» Objective
Locate every line in the records below that contains the word "加權指數", and copy each one.

[Start of Material provided]

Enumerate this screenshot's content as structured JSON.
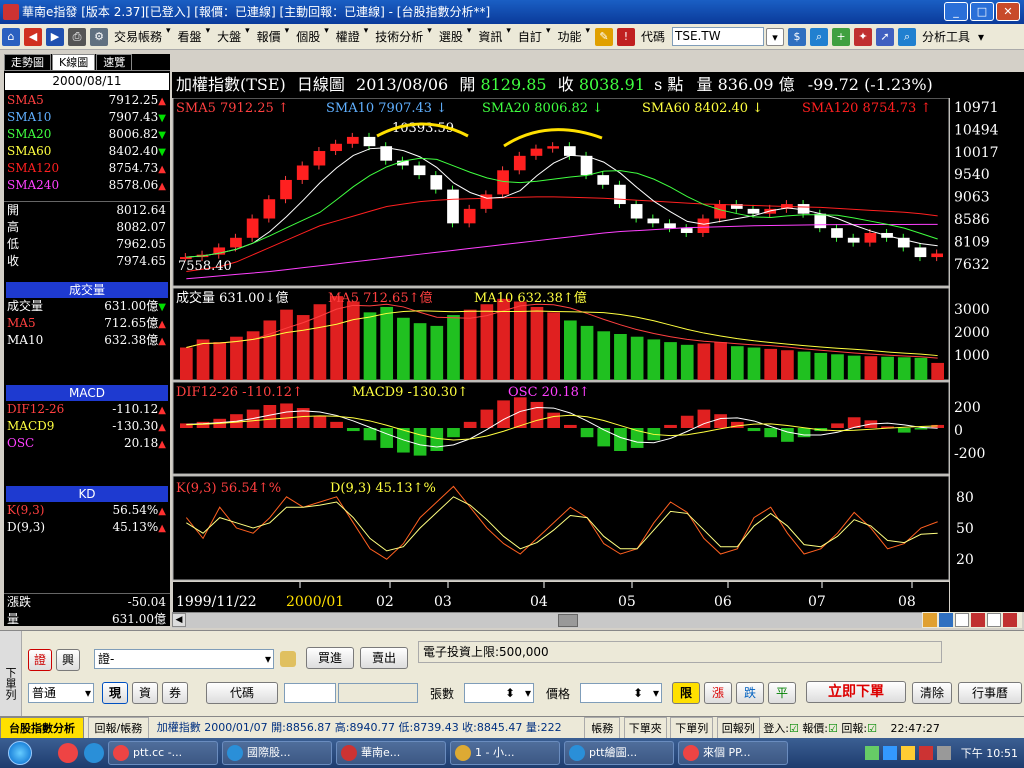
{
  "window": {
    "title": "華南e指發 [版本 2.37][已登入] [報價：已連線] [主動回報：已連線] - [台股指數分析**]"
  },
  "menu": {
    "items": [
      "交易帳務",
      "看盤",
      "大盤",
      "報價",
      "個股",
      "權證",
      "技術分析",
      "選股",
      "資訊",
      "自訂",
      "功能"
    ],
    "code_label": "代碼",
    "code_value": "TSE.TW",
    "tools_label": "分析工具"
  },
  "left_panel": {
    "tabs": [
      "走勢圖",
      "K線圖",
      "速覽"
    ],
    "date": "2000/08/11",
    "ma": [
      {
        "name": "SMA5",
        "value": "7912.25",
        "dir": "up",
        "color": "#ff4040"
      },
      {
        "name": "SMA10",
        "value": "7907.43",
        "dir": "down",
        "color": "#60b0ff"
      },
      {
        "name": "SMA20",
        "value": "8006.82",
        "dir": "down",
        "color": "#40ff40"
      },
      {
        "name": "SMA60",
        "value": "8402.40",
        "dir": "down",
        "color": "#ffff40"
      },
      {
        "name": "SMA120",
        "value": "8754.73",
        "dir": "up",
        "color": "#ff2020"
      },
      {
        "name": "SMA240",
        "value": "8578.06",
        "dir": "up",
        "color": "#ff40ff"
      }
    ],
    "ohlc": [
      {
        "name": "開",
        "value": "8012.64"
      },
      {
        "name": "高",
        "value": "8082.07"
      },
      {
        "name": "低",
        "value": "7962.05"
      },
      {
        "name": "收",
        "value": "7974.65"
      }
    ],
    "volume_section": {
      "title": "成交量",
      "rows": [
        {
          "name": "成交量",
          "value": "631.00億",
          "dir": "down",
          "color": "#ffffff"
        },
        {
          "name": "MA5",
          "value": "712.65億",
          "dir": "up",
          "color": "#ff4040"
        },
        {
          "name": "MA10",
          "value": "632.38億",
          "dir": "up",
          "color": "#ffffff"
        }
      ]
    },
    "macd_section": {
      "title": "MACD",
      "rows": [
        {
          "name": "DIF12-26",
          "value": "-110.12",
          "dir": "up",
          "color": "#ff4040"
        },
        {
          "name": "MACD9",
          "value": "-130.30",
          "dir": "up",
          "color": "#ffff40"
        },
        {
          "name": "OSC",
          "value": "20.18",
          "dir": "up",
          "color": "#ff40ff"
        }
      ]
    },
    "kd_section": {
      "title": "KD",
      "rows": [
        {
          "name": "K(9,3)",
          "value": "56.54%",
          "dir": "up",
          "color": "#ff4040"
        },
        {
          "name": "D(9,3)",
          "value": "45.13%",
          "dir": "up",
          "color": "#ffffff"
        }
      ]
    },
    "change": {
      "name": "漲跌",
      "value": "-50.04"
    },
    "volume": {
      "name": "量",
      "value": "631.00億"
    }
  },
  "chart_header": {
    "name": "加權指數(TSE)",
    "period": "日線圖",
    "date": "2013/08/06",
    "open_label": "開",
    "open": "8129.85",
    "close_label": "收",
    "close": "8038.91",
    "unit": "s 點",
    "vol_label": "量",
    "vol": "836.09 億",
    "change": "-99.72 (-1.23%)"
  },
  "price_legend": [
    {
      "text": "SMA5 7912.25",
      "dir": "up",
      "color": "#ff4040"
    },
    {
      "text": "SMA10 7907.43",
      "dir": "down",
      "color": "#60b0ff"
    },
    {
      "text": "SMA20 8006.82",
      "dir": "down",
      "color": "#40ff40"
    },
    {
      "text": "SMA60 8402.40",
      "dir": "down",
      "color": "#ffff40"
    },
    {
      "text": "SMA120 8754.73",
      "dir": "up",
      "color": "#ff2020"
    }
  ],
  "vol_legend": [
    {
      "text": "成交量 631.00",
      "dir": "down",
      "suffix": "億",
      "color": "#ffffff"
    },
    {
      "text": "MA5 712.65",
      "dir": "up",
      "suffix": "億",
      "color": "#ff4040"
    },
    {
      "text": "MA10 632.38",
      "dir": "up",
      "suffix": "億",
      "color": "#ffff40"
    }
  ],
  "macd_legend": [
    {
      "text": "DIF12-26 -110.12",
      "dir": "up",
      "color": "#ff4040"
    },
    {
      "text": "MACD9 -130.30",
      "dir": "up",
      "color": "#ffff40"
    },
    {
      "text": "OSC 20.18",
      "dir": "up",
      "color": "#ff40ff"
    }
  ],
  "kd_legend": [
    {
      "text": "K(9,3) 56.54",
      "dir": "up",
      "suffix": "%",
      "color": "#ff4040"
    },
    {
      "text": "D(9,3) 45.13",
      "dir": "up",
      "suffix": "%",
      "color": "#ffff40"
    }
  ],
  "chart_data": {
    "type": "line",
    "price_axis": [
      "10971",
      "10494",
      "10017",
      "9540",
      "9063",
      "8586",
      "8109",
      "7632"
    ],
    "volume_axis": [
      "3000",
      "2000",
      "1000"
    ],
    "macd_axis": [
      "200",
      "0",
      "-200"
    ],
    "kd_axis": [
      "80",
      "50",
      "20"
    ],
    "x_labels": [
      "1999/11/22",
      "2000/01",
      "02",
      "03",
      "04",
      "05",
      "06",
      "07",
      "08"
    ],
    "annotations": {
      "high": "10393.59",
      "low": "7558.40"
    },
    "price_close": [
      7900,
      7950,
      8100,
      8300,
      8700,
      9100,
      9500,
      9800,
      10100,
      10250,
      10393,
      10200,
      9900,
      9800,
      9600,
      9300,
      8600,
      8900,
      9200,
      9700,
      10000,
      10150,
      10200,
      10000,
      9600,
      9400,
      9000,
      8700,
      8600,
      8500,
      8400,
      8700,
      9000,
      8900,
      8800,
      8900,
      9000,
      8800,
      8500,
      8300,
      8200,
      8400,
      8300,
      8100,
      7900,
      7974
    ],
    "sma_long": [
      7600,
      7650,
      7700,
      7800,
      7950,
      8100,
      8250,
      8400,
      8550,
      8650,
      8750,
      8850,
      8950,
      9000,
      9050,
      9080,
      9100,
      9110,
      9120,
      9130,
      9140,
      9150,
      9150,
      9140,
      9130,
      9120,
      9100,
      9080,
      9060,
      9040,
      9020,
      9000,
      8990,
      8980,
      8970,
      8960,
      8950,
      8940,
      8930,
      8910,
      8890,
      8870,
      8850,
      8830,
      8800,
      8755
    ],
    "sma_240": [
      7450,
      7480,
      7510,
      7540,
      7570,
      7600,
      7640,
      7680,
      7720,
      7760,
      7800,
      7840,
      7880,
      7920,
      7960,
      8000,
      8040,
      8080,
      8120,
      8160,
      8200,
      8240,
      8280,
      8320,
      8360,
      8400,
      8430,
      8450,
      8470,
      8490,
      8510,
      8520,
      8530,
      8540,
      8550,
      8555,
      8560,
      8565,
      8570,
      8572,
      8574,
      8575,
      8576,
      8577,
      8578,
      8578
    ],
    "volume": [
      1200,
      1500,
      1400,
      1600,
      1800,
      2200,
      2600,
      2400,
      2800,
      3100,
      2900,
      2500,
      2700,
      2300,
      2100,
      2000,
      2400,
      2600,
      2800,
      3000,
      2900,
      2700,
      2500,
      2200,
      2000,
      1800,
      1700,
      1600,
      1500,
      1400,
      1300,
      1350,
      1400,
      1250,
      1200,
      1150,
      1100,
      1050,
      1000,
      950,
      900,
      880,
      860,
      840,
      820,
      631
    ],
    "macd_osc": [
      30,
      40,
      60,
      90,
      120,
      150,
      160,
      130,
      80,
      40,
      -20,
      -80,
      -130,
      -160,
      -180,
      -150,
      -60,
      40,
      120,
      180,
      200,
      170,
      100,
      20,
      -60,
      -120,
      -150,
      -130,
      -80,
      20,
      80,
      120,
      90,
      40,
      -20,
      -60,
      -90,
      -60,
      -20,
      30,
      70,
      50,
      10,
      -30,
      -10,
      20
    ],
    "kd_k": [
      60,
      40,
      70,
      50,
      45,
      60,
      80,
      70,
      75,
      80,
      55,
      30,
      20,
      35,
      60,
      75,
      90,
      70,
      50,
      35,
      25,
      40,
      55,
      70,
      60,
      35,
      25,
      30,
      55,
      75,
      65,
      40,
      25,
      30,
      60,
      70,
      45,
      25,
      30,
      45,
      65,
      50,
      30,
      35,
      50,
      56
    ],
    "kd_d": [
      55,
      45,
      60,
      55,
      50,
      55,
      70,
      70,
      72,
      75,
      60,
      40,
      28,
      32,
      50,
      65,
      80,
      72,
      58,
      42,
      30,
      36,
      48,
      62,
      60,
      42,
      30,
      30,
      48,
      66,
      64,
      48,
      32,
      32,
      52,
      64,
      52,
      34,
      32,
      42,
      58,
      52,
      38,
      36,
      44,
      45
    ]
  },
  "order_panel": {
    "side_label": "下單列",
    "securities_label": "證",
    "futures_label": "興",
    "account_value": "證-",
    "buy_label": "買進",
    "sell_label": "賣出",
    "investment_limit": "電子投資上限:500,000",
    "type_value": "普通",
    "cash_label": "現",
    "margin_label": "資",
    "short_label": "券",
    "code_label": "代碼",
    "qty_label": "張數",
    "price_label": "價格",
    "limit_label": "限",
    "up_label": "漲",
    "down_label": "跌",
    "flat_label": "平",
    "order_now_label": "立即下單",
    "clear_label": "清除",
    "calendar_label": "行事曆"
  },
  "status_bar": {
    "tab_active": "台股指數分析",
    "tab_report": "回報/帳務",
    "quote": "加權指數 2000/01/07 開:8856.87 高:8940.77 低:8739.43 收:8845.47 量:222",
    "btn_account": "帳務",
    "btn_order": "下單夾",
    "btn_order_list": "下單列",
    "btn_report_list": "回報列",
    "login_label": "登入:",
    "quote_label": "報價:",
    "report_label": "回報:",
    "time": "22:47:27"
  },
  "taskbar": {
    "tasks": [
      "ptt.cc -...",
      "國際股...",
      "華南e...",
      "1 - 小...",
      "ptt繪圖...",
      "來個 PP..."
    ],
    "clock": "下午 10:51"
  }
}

[End of Material provided]

» Written solution
    "name": "加權指數(TSE)",
    "quote": "加權指數 2000/01/07 開:8856.87 高:8940.77 低:8739.43 收:8845.47 量:222",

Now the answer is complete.